_Given problem_.
Go through the data below. Pull out every line that has the word "JSON".

--- BEGIN Dataset rows ---

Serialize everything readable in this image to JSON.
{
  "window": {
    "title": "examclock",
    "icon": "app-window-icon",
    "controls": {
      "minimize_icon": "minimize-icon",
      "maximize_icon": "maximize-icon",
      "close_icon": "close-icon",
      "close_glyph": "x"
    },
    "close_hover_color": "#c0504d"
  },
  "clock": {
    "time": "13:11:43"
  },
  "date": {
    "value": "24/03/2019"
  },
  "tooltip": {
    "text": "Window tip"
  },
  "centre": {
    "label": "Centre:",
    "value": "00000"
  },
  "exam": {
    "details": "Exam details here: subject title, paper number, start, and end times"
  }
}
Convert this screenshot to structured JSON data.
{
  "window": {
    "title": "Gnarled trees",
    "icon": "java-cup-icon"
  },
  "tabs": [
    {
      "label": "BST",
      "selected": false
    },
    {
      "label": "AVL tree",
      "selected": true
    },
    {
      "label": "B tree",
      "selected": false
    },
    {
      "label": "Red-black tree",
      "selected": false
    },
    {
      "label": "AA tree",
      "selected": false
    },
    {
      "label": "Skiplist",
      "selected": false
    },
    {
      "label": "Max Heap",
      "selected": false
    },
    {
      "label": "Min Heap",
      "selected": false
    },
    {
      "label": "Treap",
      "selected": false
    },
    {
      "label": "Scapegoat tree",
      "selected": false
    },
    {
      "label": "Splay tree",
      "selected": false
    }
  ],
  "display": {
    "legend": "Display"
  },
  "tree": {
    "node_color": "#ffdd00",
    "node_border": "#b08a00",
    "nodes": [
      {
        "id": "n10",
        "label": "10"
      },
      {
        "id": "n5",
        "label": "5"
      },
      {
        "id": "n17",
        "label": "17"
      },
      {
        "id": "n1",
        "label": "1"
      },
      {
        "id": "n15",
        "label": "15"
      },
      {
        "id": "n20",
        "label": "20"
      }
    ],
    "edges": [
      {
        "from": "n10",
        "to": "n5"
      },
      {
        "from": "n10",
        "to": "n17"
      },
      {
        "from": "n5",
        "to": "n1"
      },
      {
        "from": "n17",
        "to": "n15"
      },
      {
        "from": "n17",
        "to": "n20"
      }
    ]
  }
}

--- END Dataset rows ---

_Output of the exercise_.
Serialize everything readable in this image to JSON.
Convert this screenshot to structured JSON data.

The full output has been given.